━━━━━ Provided entries ━━━━━
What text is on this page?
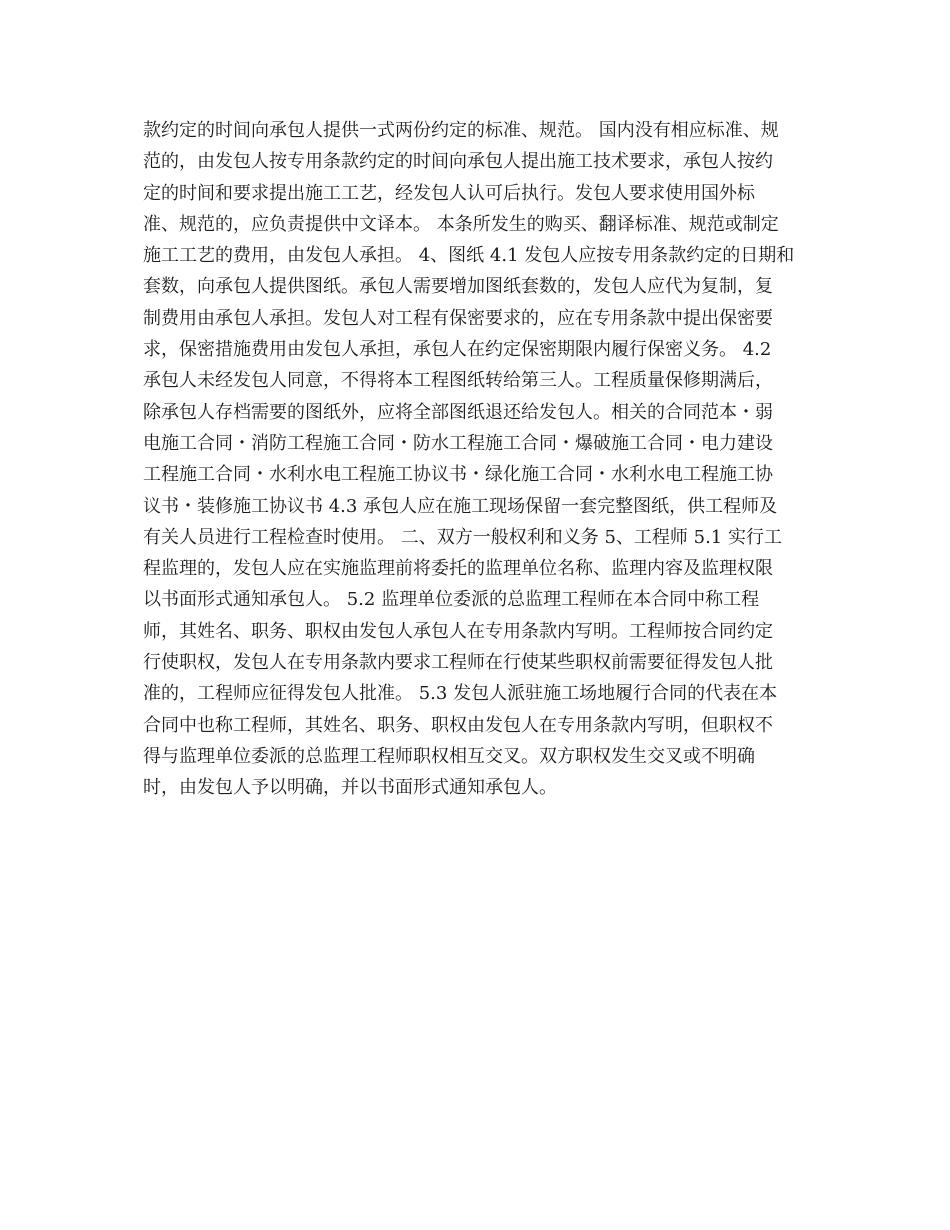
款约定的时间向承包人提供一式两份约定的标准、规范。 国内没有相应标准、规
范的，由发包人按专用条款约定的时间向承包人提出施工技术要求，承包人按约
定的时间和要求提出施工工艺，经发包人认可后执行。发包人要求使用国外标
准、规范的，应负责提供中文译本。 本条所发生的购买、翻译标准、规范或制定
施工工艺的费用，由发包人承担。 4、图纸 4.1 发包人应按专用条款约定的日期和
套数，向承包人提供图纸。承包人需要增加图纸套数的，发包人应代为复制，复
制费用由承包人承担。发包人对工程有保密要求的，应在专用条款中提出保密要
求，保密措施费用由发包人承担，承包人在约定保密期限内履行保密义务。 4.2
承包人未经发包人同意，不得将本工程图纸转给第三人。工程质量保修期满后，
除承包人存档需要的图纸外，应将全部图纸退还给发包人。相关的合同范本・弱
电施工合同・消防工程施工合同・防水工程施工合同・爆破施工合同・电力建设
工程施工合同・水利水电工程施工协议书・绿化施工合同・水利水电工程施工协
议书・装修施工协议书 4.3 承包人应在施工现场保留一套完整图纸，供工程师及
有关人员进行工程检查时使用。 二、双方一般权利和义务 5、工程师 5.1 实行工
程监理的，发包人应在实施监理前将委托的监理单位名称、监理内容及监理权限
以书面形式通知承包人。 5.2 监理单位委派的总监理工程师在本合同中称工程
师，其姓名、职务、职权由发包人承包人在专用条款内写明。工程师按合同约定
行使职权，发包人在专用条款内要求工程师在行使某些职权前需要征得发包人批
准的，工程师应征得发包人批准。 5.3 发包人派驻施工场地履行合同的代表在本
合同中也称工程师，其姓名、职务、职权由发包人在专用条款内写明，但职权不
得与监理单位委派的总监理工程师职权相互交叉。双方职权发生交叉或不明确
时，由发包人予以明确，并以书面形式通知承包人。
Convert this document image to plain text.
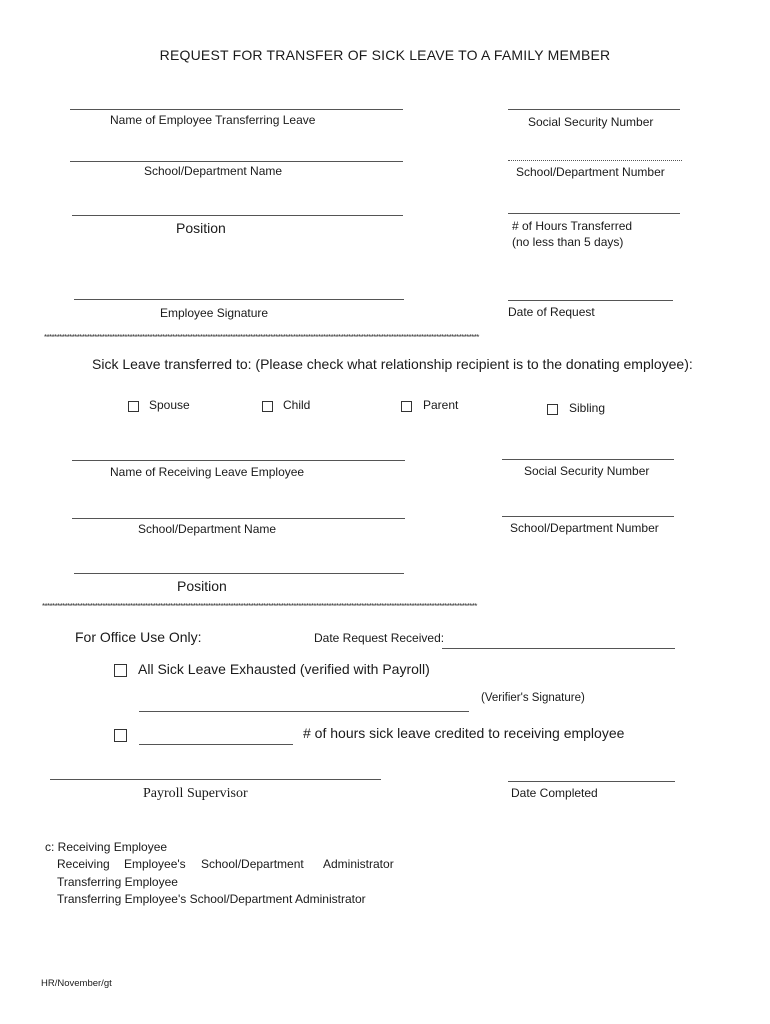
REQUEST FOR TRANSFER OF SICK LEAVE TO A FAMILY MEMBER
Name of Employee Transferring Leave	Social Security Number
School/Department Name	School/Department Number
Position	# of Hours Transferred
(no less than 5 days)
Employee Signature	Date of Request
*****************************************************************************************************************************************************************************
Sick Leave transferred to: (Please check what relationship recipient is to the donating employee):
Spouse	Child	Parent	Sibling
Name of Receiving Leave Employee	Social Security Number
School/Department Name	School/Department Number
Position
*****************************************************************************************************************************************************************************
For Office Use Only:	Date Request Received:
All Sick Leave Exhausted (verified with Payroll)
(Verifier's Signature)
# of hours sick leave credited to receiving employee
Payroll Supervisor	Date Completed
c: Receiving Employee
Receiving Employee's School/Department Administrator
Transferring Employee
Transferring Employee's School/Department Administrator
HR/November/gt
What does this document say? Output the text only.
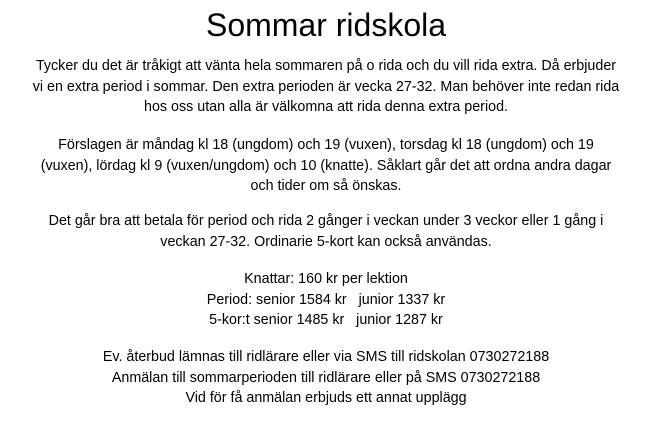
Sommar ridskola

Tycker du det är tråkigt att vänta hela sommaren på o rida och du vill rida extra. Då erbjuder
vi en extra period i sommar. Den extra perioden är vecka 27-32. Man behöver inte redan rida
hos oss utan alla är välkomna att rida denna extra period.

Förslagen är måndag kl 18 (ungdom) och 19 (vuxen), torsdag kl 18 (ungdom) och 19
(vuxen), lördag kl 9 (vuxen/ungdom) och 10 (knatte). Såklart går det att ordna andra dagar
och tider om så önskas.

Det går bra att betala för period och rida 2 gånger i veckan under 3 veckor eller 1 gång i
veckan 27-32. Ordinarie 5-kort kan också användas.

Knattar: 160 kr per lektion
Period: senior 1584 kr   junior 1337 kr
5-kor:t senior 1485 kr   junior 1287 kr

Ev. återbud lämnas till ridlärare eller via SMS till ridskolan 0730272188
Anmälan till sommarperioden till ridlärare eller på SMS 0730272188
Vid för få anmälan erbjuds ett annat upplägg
━━━━━
## Directions for this task
Transcribe the preceding listing in its entirety and with exact wording, leaving out pictures.

## Reply to the task
What text is on this page?
款约定的时间向承包人提供一式两份约定的标准、规范。 国内没有相应标准、规
范的，由发包人按专用条款约定的时间向承包人提出施工技术要求，承包人按约
定的时间和要求提出施工工艺，经发包人认可后执行。发包人要求使用国外标
准、规范的，应负责提供中文译本。 本条所发生的购买、翻译标准、规范或制定
施工工艺的费用，由发包人承担。 4、图纸 4.1 发包人应按专用条款约定的日期和
套数，向承包人提供图纸。承包人需要增加图纸套数的，发包人应代为复制，复
制费用由承包人承担。发包人对工程有保密要求的，应在专用条款中提出保密要
求，保密措施费用由发包人承担，承包人在约定保密期限内履行保密义务。 4.2
承包人未经发包人同意，不得将本工程图纸转给第三人。工程质量保修期满后，
除承包人存档需要的图纸外，应将全部图纸退还给发包人。相关的合同范本・弱
电施工合同・消防工程施工合同・防水工程施工合同・爆破施工合同・电力建设
工程施工合同・水利水电工程施工协议书・绿化施工合同・水利水电工程施工协
议书・装修施工协议书 4.3 承包人应在施工现场保留一套完整图纸，供工程师及
有关人员进行工程检查时使用。 二、双方一般权利和义务 5、工程师 5.1 实行工
程监理的，发包人应在实施监理前将委托的监理单位名称、监理内容及监理权限
以书面形式通知承包人。 5.2 监理单位委派的总监理工程师在本合同中称工程
师，其姓名、职务、职权由发包人承包人在专用条款内写明。工程师按合同约定
行使职权，发包人在专用条款内要求工程师在行使某些职权前需要征得发包人批
准的，工程师应征得发包人批准。 5.3 发包人派驻施工场地履行合同的代表在本
合同中也称工程师，其姓名、职务、职权由发包人在专用条款内写明，但职权不
得与监理单位委派的总监理工程师职权相互交叉。双方职权发生交叉或不明确
时，由发包人予以明确，并以书面形式通知承包人。
Convert this document image to plain text.
REQUEST FOR TRANSFER OF SICK LEAVE TO A FAMILY MEMBER
Name of Employee Transferring Leave	Social Security Number
School/Department Name	School/Department Number
Position	# of Hours Transferred
(no less than 5 days)
Employee Signature	Date of Request
*****************************************************************************************************************************************************************************
Sick Leave transferred to: (Please check what relationship recipient is to the donating employee):
Spouse	Child	Parent	Sibling
Name of Receiving Leave Employee	Social Security Number
School/Department Name	School/Department Number
Position
*****************************************************************************************************************************************************************************
For Office Use Only:	Date Request Received:
All Sick Leave Exhausted (verified with Payroll)
(Verifier's Signature)
# of hours sick leave credited to receiving employee
Payroll Supervisor	Date Completed
c: Receiving Employee
Receiving Employee's School/Department Administrator
Transferring Employee
Transferring Employee's School/Department Administrator
HR/November/gt
What does this document say? Output the text only.
Sommar ridskola

Tycker du det är tråkigt att vänta hela sommaren på o rida och du vill rida extra. Då erbjuder
vi en extra period i sommar. Den extra perioden är vecka 27-32. Man behöver inte redan rida
hos oss utan alla är välkomna att rida denna extra period.

Förslagen är måndag kl 18 (ungdom) och 19 (vuxen), torsdag kl 18 (ungdom) och 19
(vuxen), lördag kl 9 (vuxen/ungdom) och 10 (knatte). Såklart går det att ordna andra dagar
och tider om så önskas.

Det går bra att betala för period och rida 2 gånger i veckan under 3 veckor eller 1 gång i
veckan 27-32. Ordinarie 5-kort kan också användas.

Knattar: 160 kr per lektion
Period: senior 1584 kr   junior 1337 kr
5-kor:t senior 1485 kr   junior 1287 kr

Ev. återbud lämnas till ridlärare eller via SMS till ridskolan 0730272188
Anmälan till sommarperioden till ridlärare eller på SMS 0730272188
Vid för få anmälan erbjuds ett annat upplägg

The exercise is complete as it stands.